Gather every line below where "xlabel" appears.

Figure data in JSON:
========================================================================

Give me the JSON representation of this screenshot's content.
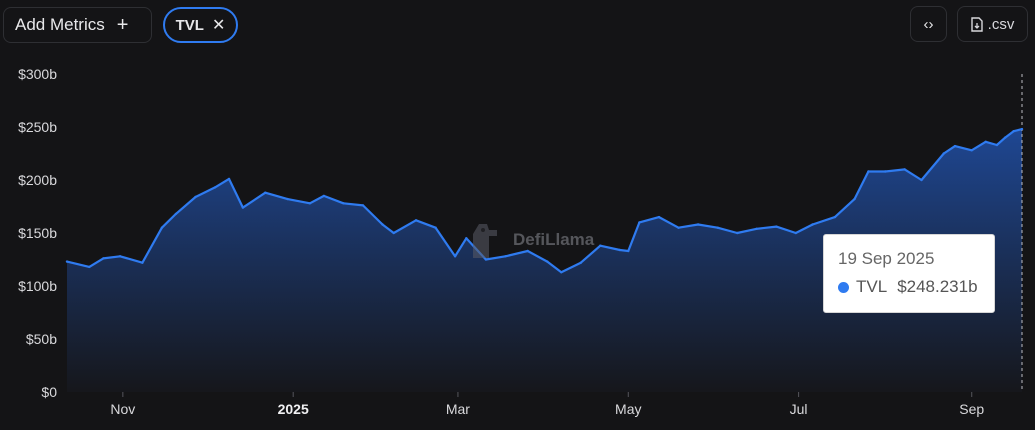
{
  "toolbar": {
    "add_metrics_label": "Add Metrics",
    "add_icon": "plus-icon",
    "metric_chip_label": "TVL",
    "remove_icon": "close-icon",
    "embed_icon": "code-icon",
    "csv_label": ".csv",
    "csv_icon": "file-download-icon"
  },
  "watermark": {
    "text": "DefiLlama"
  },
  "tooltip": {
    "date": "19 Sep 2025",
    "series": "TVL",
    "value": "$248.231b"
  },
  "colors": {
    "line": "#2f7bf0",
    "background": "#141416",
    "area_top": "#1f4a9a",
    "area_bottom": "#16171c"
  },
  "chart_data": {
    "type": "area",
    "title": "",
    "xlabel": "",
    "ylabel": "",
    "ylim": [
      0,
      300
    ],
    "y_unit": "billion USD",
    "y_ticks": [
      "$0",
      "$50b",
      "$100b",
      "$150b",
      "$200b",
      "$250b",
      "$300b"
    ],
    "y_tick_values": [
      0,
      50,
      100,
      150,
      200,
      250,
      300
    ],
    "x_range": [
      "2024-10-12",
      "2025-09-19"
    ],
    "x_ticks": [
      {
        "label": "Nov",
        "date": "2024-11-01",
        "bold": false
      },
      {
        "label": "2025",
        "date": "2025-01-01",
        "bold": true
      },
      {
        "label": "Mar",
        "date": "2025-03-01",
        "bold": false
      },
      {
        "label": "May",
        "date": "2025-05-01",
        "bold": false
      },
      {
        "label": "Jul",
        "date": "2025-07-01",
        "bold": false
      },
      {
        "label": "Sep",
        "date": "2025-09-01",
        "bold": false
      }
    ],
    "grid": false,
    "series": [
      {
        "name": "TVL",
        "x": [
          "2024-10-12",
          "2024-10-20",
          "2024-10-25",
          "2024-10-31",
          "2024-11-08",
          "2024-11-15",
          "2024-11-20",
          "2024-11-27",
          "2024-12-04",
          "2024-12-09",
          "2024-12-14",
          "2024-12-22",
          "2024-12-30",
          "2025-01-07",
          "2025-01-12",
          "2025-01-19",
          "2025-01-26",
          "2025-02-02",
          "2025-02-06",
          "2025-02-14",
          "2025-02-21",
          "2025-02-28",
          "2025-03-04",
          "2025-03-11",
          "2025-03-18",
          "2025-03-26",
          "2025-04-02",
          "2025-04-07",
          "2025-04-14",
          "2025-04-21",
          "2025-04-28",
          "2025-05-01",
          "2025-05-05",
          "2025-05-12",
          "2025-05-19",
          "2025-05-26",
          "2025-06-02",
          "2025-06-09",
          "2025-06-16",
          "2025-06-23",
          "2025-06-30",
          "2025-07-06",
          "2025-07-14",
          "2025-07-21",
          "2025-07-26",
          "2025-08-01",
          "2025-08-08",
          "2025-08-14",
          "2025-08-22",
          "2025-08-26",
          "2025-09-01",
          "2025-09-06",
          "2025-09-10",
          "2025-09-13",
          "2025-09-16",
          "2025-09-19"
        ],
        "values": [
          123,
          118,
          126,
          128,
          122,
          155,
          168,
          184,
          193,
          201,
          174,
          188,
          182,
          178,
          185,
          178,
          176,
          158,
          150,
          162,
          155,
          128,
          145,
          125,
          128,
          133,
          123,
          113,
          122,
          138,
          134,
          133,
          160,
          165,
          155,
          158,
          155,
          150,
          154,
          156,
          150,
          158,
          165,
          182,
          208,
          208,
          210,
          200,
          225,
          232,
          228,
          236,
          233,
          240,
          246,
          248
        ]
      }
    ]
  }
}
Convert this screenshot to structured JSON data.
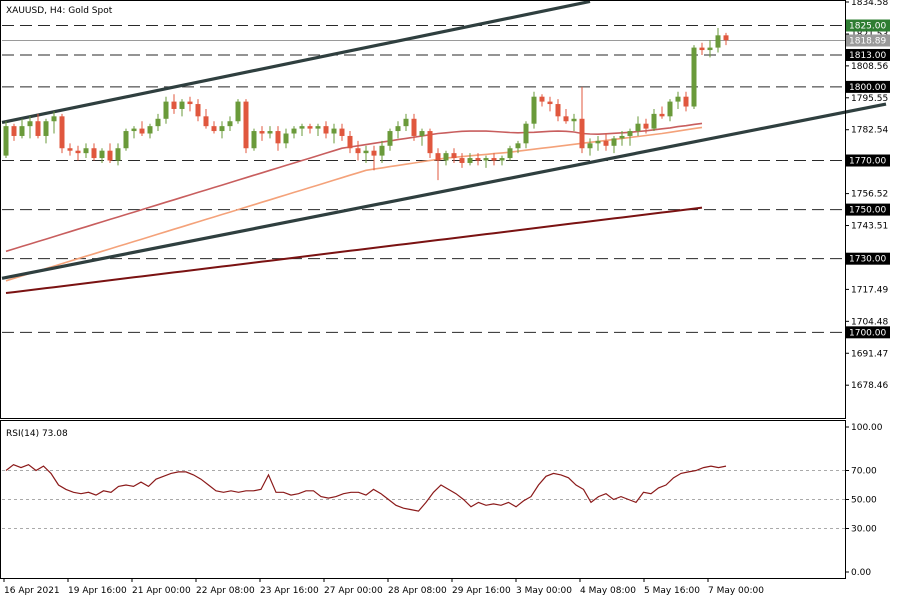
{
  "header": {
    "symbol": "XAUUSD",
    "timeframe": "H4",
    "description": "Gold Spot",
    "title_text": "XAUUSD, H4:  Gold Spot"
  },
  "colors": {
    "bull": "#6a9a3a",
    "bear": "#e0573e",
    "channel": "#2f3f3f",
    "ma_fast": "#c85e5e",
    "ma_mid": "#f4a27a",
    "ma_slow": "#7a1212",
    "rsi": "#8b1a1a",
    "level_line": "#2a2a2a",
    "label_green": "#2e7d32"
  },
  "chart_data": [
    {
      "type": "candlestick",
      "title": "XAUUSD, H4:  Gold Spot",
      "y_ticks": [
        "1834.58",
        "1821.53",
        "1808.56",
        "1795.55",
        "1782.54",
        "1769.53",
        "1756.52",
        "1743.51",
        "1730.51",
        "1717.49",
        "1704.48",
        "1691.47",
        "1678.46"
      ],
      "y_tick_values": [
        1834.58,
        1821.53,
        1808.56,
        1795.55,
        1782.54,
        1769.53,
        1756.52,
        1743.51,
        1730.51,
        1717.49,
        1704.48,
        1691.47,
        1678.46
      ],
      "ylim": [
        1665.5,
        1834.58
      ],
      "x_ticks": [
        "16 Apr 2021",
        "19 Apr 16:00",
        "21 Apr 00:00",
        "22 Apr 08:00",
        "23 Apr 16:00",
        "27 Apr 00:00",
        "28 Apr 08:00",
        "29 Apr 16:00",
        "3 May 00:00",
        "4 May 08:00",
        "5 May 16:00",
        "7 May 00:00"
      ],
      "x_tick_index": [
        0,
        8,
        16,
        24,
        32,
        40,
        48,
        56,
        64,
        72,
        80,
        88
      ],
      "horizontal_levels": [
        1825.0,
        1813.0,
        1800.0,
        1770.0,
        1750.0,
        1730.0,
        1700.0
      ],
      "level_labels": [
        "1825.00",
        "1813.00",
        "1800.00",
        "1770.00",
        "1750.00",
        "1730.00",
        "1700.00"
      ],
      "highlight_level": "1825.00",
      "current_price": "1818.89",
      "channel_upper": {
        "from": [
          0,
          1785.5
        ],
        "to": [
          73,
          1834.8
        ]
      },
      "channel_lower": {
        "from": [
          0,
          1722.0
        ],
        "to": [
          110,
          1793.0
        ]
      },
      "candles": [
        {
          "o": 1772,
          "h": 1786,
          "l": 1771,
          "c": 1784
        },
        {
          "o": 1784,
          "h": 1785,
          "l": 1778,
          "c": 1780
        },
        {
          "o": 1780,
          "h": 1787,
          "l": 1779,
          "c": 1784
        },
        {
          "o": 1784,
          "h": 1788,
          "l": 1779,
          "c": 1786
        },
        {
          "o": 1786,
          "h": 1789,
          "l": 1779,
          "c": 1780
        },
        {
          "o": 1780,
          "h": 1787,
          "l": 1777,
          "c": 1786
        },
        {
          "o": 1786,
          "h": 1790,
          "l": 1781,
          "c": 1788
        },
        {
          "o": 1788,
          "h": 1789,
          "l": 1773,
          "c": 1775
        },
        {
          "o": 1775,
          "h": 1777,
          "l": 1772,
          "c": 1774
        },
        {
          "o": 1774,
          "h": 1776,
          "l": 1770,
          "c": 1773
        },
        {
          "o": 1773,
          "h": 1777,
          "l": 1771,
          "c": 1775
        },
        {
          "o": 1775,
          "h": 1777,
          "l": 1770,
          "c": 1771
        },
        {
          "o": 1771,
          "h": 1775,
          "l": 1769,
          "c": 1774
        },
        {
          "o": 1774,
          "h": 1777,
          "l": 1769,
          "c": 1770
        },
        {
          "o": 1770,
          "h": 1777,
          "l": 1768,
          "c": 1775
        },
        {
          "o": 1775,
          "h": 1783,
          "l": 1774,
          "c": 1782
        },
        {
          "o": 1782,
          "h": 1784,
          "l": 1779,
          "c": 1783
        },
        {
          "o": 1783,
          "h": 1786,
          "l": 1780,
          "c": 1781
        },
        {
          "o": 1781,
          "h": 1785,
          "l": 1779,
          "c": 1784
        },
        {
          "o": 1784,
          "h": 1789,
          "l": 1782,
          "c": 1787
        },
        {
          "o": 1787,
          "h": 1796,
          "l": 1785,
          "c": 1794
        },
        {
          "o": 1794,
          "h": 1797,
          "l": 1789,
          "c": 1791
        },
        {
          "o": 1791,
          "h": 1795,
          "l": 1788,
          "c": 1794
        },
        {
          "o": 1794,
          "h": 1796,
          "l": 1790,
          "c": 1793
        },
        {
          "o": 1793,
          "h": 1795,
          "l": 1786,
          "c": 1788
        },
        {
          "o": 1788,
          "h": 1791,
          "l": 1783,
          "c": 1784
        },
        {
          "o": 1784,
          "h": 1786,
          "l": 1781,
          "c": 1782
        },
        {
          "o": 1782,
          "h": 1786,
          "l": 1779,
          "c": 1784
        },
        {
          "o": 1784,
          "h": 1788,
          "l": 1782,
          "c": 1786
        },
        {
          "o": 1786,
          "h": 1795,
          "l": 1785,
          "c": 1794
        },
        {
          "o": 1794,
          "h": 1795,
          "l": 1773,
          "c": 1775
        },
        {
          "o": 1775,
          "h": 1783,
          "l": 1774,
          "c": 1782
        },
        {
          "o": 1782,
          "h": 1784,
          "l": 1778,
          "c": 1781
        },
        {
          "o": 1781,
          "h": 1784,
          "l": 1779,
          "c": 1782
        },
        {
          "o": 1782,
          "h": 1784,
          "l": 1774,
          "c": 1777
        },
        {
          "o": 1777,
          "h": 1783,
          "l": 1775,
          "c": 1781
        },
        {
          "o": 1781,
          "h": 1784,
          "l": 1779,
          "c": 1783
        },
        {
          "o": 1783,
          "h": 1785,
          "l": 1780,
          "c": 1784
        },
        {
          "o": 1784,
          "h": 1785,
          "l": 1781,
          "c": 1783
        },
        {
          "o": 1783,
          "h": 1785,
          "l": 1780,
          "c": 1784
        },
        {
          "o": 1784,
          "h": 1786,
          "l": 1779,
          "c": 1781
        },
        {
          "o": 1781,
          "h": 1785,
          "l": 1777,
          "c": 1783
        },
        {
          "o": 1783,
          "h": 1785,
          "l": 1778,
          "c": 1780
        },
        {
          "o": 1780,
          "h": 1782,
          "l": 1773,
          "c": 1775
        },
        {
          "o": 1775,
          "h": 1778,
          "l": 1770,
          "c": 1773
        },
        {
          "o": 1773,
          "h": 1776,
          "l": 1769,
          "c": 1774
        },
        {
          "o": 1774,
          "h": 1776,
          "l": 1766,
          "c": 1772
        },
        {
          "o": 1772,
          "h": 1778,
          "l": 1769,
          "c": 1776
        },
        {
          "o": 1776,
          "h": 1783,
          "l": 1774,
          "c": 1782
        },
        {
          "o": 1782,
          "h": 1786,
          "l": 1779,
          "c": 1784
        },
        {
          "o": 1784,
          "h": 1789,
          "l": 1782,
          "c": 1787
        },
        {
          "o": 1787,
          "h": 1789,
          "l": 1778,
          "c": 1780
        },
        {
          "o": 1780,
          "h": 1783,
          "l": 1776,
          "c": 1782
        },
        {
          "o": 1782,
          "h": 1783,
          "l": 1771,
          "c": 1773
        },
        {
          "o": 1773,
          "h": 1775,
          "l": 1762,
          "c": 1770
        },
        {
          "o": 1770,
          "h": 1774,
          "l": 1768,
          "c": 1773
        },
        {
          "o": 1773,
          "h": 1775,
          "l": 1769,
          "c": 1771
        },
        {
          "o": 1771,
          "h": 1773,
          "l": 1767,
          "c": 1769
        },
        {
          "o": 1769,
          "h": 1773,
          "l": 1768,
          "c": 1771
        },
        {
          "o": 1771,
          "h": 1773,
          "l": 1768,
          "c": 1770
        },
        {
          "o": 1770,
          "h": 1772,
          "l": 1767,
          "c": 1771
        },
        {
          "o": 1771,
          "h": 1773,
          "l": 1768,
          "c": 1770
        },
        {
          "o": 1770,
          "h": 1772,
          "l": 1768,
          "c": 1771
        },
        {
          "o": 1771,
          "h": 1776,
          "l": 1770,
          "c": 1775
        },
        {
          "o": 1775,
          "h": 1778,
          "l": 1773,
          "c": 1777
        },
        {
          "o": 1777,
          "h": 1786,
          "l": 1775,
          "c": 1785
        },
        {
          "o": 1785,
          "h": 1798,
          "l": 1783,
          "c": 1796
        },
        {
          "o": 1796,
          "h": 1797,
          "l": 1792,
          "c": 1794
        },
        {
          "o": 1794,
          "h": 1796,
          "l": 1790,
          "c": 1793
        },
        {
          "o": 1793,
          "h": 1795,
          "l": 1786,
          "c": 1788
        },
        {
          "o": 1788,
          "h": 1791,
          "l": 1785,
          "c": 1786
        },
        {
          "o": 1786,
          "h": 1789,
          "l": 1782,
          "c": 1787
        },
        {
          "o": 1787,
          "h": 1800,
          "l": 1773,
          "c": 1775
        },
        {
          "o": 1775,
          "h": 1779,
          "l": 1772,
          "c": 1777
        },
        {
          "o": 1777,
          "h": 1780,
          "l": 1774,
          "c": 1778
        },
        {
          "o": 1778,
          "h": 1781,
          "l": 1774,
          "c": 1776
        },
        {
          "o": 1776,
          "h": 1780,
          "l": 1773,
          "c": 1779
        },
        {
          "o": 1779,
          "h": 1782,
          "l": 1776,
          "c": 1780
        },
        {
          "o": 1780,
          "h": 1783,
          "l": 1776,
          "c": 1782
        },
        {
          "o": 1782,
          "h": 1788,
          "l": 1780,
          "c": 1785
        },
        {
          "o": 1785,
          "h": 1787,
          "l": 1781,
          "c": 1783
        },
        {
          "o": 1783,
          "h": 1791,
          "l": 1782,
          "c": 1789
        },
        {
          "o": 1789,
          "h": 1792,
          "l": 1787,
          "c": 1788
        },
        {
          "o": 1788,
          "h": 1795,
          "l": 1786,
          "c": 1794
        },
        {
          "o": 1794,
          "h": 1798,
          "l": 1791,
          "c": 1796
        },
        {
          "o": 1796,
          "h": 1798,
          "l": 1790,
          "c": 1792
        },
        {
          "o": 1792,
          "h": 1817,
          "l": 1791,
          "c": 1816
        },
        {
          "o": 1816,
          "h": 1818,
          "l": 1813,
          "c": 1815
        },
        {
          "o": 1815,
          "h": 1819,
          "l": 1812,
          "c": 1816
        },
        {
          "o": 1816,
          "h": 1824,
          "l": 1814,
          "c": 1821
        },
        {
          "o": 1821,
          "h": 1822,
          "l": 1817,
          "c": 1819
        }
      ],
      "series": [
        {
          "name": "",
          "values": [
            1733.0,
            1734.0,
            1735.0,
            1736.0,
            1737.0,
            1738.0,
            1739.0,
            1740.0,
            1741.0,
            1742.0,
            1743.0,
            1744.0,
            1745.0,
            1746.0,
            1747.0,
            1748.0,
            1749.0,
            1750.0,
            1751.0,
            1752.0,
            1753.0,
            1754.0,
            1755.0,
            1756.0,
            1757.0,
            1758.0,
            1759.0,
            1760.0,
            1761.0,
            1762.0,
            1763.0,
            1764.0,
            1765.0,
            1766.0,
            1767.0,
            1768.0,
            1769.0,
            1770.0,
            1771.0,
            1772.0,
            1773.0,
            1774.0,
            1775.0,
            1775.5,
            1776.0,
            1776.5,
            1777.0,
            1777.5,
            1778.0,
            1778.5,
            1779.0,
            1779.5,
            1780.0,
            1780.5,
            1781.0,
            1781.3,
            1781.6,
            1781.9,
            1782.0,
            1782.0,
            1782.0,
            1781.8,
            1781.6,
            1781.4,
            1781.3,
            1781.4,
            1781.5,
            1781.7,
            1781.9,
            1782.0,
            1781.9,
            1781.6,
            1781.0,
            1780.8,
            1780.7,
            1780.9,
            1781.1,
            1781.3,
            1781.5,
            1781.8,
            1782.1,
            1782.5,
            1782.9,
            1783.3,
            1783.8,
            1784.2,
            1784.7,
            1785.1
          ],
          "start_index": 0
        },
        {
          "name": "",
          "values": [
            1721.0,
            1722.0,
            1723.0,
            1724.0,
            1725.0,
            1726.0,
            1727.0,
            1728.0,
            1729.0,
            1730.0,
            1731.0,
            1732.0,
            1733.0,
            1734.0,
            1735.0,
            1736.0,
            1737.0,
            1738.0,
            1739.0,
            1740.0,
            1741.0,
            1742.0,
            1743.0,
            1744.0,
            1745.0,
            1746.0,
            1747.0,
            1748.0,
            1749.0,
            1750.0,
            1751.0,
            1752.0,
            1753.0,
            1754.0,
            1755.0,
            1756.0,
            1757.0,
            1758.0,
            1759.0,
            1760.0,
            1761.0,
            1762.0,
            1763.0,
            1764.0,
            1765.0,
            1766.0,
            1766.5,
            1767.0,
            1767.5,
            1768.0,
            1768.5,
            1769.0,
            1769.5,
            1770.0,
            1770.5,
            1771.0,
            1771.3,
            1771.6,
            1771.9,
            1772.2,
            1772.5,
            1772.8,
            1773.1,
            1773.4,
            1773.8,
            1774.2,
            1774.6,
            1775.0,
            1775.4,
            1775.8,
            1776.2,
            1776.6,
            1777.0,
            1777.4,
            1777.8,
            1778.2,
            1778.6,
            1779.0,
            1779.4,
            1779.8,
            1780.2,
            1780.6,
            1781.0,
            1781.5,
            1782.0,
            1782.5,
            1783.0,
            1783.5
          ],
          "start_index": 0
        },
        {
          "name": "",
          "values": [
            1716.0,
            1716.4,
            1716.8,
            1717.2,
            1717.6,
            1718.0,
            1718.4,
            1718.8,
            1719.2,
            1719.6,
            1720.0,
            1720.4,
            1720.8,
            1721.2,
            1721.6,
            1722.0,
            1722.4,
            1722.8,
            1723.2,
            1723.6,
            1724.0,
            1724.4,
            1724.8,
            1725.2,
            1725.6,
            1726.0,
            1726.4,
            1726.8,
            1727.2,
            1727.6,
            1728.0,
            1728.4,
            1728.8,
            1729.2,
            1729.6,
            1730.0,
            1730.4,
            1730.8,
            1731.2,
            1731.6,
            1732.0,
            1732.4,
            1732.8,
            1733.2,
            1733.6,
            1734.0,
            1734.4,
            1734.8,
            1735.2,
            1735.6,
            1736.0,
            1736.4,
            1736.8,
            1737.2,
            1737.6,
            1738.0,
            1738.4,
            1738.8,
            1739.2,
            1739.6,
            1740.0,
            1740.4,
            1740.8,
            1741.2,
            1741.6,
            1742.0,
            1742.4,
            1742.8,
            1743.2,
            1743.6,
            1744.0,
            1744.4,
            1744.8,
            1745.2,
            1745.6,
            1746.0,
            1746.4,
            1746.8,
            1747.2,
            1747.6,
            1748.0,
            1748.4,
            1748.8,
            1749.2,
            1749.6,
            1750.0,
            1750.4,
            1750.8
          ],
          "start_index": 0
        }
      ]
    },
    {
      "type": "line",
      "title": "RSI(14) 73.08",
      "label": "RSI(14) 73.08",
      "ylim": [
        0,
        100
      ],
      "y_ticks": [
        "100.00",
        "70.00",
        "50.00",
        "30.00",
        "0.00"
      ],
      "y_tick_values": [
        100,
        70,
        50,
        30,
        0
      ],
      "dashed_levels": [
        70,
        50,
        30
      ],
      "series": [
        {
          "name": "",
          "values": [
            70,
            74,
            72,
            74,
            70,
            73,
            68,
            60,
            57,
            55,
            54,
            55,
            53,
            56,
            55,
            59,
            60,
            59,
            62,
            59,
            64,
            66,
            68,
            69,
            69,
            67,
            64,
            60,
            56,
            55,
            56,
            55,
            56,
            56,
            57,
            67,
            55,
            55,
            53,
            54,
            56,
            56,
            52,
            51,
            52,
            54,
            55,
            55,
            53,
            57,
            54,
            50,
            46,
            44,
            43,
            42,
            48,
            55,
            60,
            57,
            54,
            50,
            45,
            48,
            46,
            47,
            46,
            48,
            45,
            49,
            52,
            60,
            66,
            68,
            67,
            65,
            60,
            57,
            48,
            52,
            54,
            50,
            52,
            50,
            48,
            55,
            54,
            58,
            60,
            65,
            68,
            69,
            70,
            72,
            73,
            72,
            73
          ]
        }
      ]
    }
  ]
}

========================================================================

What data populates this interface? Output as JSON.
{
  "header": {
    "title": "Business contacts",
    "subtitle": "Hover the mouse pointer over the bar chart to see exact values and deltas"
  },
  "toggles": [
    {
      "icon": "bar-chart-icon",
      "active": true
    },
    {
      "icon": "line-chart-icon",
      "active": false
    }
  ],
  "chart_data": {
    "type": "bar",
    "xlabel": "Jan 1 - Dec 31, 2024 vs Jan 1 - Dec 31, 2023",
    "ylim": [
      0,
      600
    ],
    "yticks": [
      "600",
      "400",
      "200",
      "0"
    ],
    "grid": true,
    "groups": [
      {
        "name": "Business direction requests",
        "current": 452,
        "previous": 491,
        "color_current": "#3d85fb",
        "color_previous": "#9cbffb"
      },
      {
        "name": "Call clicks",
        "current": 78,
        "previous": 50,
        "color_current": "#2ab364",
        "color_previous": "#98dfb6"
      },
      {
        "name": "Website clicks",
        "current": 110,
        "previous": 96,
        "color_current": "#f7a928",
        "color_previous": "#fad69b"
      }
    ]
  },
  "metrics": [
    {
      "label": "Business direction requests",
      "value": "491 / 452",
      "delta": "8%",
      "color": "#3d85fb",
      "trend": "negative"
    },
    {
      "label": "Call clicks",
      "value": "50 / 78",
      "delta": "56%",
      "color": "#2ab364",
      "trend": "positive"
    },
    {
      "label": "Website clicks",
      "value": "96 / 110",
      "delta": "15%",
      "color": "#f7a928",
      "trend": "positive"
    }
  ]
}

========================================================================

» **The solution**
    "xlabel": "",
    "xlabel": "Jan 1 - Dec 31, 2024 vs Jan 1 - Dec 31, 2023",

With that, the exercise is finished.